** BEGIN **

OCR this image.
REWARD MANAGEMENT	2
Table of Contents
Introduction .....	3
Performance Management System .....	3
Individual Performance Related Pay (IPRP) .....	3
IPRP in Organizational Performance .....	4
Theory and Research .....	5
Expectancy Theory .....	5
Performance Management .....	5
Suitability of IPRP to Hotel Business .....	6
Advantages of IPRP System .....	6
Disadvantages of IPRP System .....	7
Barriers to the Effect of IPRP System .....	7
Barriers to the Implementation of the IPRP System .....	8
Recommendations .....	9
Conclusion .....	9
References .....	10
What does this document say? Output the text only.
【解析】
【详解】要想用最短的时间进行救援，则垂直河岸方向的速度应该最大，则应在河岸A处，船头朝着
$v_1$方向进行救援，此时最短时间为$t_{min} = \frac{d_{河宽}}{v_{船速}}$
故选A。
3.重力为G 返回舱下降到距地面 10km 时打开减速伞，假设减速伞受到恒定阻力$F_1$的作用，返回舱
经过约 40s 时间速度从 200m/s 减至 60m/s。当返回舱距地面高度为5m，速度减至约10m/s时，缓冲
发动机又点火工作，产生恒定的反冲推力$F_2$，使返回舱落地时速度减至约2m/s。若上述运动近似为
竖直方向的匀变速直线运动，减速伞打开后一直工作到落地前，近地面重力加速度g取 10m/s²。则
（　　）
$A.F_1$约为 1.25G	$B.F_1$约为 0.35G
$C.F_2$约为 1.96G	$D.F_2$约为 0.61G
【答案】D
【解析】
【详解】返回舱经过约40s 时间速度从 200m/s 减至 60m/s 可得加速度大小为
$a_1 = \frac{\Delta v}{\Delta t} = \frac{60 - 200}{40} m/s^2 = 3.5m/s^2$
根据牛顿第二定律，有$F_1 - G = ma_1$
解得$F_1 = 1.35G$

** END **

EXERCISE TASK:
Return the entries above exactly, each one complete.

RESULT OF THE EXERCISE:
OCR this image.
REWARD MANAGEMENT	2
Table of Contents
Introduction .....	3
Performance Management System .....	3
Individual Performance Related Pay (IPRP) .....	3
IPRP in Organizational Performance .....	4
Theory and Research .....	5
Expectancy Theory .....	5
Performance Management .....	5
Suitability of IPRP to Hotel Business .....	6
Advantages of IPRP System .....	6
Disadvantages of IPRP System .....	7
Barriers to the Effect of IPRP System .....	7
Barriers to the Implementation of the IPRP System .....	8
Recommendations .....	9
Conclusion .....	9
References .....	10
What does this document say? Output the text only.
【解析】
【详解】要想用最短的时间进行救援，则垂直河岸方向的速度应该最大，则应在河岸A处，船头朝着
$v_1$方向进行救援，此时最短时间为$t_{min} = \frac{d_{河宽}}{v_{船速}}$
故选A。
3.重力为G 返回舱下降到距地面 10km 时打开减速伞，假设减速伞受到恒定阻力$F_1$的作用，返回舱
经过约 40s 时间速度从 200m/s 减至 60m/s。当返回舱距地面高度为5m，速度减至约10m/s时，缓冲
发动机又点火工作，产生恒定的反冲推力$F_2$，使返回舱落地时速度减至约2m/s。若上述运动近似为
竖直方向的匀变速直线运动，减速伞打开后一直工作到落地前，近地面重力加速度g取 10m/s²。则
（　　）
$A.F_1$约为 1.25G	$B.F_1$约为 0.35G
$C.F_2$约为 1.96G	$D.F_2$约为 0.61G
【答案】D
【解析】
【详解】返回舱经过约40s 时间速度从 200m/s 减至 60m/s 可得加速度大小为
$a_1 = \frac{\Delta v}{\Delta t} = \frac{60 - 200}{40} m/s^2 = 3.5m/s^2$
根据牛顿第二定律，有$F_1 - G = ma_1$
解得$F_1 = 1.35G$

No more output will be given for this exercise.